- [Work required] Exactly reproduce each entry, leaving out nothing.
········
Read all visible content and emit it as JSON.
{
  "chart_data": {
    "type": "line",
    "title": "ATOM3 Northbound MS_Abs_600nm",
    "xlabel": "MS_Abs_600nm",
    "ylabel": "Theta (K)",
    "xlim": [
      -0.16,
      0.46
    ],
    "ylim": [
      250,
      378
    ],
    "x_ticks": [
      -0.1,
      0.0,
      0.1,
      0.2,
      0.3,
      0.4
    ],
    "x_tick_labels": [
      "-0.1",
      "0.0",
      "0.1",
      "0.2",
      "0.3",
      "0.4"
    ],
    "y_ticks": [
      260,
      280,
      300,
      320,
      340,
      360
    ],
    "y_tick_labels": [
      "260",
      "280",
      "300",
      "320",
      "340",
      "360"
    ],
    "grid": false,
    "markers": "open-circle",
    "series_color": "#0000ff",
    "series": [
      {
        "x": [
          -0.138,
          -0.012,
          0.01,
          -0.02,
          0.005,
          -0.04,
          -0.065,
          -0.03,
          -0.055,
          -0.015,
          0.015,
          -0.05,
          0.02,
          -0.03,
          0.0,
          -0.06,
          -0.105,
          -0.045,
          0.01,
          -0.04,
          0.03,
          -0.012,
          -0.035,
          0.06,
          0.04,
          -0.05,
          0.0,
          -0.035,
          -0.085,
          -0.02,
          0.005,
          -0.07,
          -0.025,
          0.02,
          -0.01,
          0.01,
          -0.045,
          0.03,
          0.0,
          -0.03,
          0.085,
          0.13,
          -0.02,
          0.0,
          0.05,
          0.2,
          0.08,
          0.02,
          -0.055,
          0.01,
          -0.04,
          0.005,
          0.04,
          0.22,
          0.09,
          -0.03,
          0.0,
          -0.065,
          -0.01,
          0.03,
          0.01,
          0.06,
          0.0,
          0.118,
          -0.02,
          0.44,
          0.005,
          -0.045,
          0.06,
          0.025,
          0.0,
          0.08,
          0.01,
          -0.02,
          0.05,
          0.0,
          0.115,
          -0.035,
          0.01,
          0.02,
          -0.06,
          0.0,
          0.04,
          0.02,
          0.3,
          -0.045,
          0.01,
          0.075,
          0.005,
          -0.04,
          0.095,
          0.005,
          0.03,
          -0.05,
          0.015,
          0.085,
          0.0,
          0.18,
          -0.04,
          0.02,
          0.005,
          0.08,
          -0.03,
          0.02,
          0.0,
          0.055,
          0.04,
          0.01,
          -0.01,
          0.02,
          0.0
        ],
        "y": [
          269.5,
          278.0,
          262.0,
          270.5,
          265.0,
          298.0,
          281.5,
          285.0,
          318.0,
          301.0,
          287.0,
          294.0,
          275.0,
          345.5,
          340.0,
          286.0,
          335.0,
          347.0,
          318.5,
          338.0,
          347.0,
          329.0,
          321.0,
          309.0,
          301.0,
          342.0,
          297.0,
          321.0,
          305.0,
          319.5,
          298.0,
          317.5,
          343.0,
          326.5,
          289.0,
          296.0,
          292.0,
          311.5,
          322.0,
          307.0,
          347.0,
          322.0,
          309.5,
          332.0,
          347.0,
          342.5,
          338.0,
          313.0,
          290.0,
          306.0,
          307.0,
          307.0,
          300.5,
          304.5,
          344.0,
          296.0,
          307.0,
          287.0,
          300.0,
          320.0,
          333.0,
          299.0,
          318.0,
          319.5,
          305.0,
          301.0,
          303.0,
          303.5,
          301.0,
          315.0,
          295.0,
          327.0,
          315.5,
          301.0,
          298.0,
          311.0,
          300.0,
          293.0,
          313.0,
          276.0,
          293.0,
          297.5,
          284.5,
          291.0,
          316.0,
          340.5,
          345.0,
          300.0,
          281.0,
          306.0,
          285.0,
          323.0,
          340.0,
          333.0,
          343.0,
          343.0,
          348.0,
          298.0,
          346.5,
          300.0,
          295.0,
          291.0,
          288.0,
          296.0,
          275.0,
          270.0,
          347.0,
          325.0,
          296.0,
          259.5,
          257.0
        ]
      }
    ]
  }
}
········
- [Response to the exercise]
Read all visible content and emit it as JSON.
{
  "chart_data": {
    "type": "line",
    "title": "ATOM3 Northbound MS_Abs_600nm",
    "xlabel": "MS_Abs_600nm",
    "ylabel": "Theta (K)",
    "xlim": [
      -0.16,
      0.46
    ],
    "ylim": [
      250,
      378
    ],
    "x_ticks": [
      -0.1,
      0.0,
      0.1,
      0.2,
      0.3,
      0.4
    ],
    "x_tick_labels": [
      "-0.1",
      "0.0",
      "0.1",
      "0.2",
      "0.3",
      "0.4"
    ],
    "y_ticks": [
      260,
      280,
      300,
      320,
      340,
      360
    ],
    "y_tick_labels": [
      "260",
      "280",
      "300",
      "320",
      "340",
      "360"
    ],
    "grid": false,
    "markers": "open-circle",
    "series_color": "#0000ff",
    "series": [
      {
        "x": [
          -0.138,
          -0.012,
          0.01,
          -0.02,
          0.005,
          -0.04,
          -0.065,
          -0.03,
          -0.055,
          -0.015,
          0.015,
          -0.05,
          0.02,
          -0.03,
          0.0,
          -0.06,
          -0.105,
          -0.045,
          0.01,
          -0.04,
          0.03,
          -0.012,
          -0.035,
          0.06,
          0.04,
          -0.05,
          0.0,
          -0.035,
          -0.085,
          -0.02,
          0.005,
          -0.07,
          -0.025,
          0.02,
          -0.01,
          0.01,
          -0.045,
          0.03,
          0.0,
          -0.03,
          0.085,
          0.13,
          -0.02,
          0.0,
          0.05,
          0.2,
          0.08,
          0.02,
          -0.055,
          0.01,
          -0.04,
          0.005,
          0.04,
          0.22,
          0.09,
          -0.03,
          0.0,
          -0.065,
          -0.01,
          0.03,
          0.01,
          0.06,
          0.0,
          0.118,
          -0.02,
          0.44,
          0.005,
          -0.045,
          0.06,
          0.025,
          0.0,
          0.08,
          0.01,
          -0.02,
          0.05,
          0.0,
          0.115,
          -0.035,
          0.01,
          0.02,
          -0.06,
          0.0,
          0.04,
          0.02,
          0.3,
          -0.045,
          0.01,
          0.075,
          0.005,
          -0.04,
          0.095,
          0.005,
          0.03,
          -0.05,
          0.015,
          0.085,
          0.0,
          0.18,
          -0.04,
          0.02,
          0.005,
          0.08,
          -0.03,
          0.02,
          0.0,
          0.055,
          0.04,
          0.01,
          -0.01,
          0.02,
          0.0
        ],
        "y": [
          269.5,
          278.0,
          262.0,
          270.5,
          265.0,
          298.0,
          281.5,
          285.0,
          318.0,
          301.0,
          287.0,
          294.0,
          275.0,
          345.5,
          340.0,
          286.0,
          335.0,
          347.0,
          318.5,
          338.0,
          347.0,
          329.0,
          321.0,
          309.0,
          301.0,
          342.0,
          297.0,
          321.0,
          305.0,
          319.5,
          298.0,
          317.5,
          343.0,
          326.5,
          289.0,
          296.0,
          292.0,
          311.5,
          322.0,
          307.0,
          347.0,
          322.0,
          309.5,
          332.0,
          347.0,
          342.5,
          338.0,
          313.0,
          290.0,
          306.0,
          307.0,
          307.0,
          300.5,
          304.5,
          344.0,
          296.0,
          307.0,
          287.0,
          300.0,
          320.0,
          333.0,
          299.0,
          318.0,
          319.5,
          305.0,
          301.0,
          303.0,
          303.5,
          301.0,
          315.0,
          295.0,
          327.0,
          315.5,
          301.0,
          298.0,
          311.0,
          300.0,
          293.0,
          313.0,
          276.0,
          293.0,
          297.5,
          284.5,
          291.0,
          316.0,
          340.5,
          345.0,
          300.0,
          281.0,
          306.0,
          285.0,
          323.0,
          340.0,
          333.0,
          343.0,
          343.0,
          348.0,
          298.0,
          346.5,
          300.0,
          295.0,
          291.0,
          288.0,
          296.0,
          275.0,
          270.0,
          347.0,
          325.0,
          296.0,
          259.5,
          257.0
        ]
      }
    ]
  }
}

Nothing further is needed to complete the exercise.